**DATA LISTING**
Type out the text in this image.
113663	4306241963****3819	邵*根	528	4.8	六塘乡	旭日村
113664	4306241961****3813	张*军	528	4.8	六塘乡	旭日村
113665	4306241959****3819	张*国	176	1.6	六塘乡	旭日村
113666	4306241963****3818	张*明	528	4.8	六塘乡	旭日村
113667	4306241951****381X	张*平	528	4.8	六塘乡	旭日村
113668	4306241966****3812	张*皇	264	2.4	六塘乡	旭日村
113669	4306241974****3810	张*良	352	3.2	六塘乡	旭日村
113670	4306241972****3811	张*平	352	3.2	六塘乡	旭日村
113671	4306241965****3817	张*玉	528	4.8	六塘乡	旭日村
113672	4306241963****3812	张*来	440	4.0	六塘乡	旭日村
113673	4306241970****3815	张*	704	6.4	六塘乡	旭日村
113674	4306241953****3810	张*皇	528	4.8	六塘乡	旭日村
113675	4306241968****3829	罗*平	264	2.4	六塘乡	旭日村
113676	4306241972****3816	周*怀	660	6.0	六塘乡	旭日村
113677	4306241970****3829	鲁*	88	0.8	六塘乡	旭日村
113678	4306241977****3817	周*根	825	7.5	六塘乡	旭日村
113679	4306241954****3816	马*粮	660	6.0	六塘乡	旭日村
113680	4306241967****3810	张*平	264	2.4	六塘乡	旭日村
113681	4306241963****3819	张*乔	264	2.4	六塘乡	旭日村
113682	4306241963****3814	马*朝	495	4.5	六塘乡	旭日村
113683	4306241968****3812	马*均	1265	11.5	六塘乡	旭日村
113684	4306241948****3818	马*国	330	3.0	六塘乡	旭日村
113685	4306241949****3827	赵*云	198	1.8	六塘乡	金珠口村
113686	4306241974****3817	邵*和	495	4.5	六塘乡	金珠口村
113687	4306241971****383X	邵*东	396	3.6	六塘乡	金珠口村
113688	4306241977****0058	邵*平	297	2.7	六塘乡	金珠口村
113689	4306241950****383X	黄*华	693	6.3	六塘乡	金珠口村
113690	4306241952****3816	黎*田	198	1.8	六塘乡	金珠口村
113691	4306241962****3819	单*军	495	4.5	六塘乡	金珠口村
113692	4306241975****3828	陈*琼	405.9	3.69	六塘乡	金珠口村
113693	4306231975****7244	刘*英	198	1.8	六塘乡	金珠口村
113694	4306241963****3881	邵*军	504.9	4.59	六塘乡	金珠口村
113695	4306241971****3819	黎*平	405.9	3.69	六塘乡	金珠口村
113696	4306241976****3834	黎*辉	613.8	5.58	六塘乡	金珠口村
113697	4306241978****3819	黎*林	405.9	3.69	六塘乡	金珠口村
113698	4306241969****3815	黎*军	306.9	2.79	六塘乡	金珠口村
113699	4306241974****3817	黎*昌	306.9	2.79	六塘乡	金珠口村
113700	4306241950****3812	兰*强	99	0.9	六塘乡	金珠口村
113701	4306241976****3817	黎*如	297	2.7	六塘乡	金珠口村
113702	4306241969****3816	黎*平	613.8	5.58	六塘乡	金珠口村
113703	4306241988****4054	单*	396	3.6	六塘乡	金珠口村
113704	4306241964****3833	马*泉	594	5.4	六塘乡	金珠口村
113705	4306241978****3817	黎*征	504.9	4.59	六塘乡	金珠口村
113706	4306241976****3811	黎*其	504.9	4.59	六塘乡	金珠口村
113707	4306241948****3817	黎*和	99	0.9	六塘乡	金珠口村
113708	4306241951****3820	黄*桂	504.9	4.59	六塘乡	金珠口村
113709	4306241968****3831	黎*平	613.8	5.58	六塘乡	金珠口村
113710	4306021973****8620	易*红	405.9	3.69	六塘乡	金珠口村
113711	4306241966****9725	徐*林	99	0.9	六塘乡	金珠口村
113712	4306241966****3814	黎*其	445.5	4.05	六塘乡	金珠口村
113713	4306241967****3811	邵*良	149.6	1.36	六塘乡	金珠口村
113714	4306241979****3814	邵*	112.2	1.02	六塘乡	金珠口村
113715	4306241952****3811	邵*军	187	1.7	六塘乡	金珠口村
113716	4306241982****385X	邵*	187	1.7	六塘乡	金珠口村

**EXERCISE GOAL**
Using the exact wording, write out all of the records.

**THE COMPLETED TASK**
Type out the text in this image.
113663	4306241963****3819	邵*根	528	4.8	六塘乡	旭日村
113664	4306241961****3813	张*军	528	4.8	六塘乡	旭日村
113665	4306241959****3819	张*国	176	1.6	六塘乡	旭日村
113666	4306241963****3818	张*明	528	4.8	六塘乡	旭日村
113667	4306241951****381X	张*平	528	4.8	六塘乡	旭日村
113668	4306241966****3812	张*皇	264	2.4	六塘乡	旭日村
113669	4306241974****3810	张*良	352	3.2	六塘乡	旭日村
113670	4306241972****3811	张*平	352	3.2	六塘乡	旭日村
113671	4306241965****3817	张*玉	528	4.8	六塘乡	旭日村
113672	4306241963****3812	张*来	440	4.0	六塘乡	旭日村
113673	4306241970****3815	张*	704	6.4	六塘乡	旭日村
113674	4306241953****3810	张*皇	528	4.8	六塘乡	旭日村
113675	4306241968****3829	罗*平	264	2.4	六塘乡	旭日村
113676	4306241972****3816	周*怀	660	6.0	六塘乡	旭日村
113677	4306241970****3829	鲁*	88	0.8	六塘乡	旭日村
113678	4306241977****3817	周*根	825	7.5	六塘乡	旭日村
113679	4306241954****3816	马*粮	660	6.0	六塘乡	旭日村
113680	4306241967****3810	张*平	264	2.4	六塘乡	旭日村
113681	4306241963****3819	张*乔	264	2.4	六塘乡	旭日村
113682	4306241963****3814	马*朝	495	4.5	六塘乡	旭日村
113683	4306241968****3812	马*均	1265	11.5	六塘乡	旭日村
113684	4306241948****3818	马*国	330	3.0	六塘乡	旭日村
113685	4306241949****3827	赵*云	198	1.8	六塘乡	金珠口村
113686	4306241974****3817	邵*和	495	4.5	六塘乡	金珠口村
113687	4306241971****383X	邵*东	396	3.6	六塘乡	金珠口村
113688	4306241977****0058	邵*平	297	2.7	六塘乡	金珠口村
113689	4306241950****383X	黄*华	693	6.3	六塘乡	金珠口村
113690	4306241952****3816	黎*田	198	1.8	六塘乡	金珠口村
113691	4306241962****3819	单*军	495	4.5	六塘乡	金珠口村
113692	4306241975****3828	陈*琼	405.9	3.69	六塘乡	金珠口村
113693	4306231975****7244	刘*英	198	1.8	六塘乡	金珠口村
113694	4306241963****3881	邵*军	504.9	4.59	六塘乡	金珠口村
113695	4306241971****3819	黎*平	405.9	3.69	六塘乡	金珠口村
113696	4306241976****3834	黎*辉	613.8	5.58	六塘乡	金珠口村
113697	4306241978****3819	黎*林	405.9	3.69	六塘乡	金珠口村
113698	4306241969****3815	黎*军	306.9	2.79	六塘乡	金珠口村
113699	4306241974****3817	黎*昌	306.9	2.79	六塘乡	金珠口村
113700	4306241950****3812	兰*强	99	0.9	六塘乡	金珠口村
113701	4306241976****3817	黎*如	297	2.7	六塘乡	金珠口村
113702	4306241969****3816	黎*平	613.8	5.58	六塘乡	金珠口村
113703	4306241988****4054	单*	396	3.6	六塘乡	金珠口村
113704	4306241964****3833	马*泉	594	5.4	六塘乡	金珠口村
113705	4306241978****3817	黎*征	504.9	4.59	六塘乡	金珠口村
113706	4306241976****3811	黎*其	504.9	4.59	六塘乡	金珠口村
113707	4306241948****3817	黎*和	99	0.9	六塘乡	金珠口村
113708	4306241951****3820	黄*桂	504.9	4.59	六塘乡	金珠口村
113709	4306241968****3831	黎*平	613.8	5.58	六塘乡	金珠口村
113710	4306021973****8620	易*红	405.9	3.69	六塘乡	金珠口村
113711	4306241966****9725	徐*林	99	0.9	六塘乡	金珠口村
113712	4306241966****3814	黎*其	445.5	4.05	六塘乡	金珠口村
113713	4306241967****3811	邵*良	149.6	1.36	六塘乡	金珠口村
113714	4306241979****3814	邵*	112.2	1.02	六塘乡	金珠口村
113715	4306241952****3811	邵*军	187	1.7	六塘乡	金珠口村
113716	4306241982****385X	邵*	187	1.7	六塘乡	金珠口村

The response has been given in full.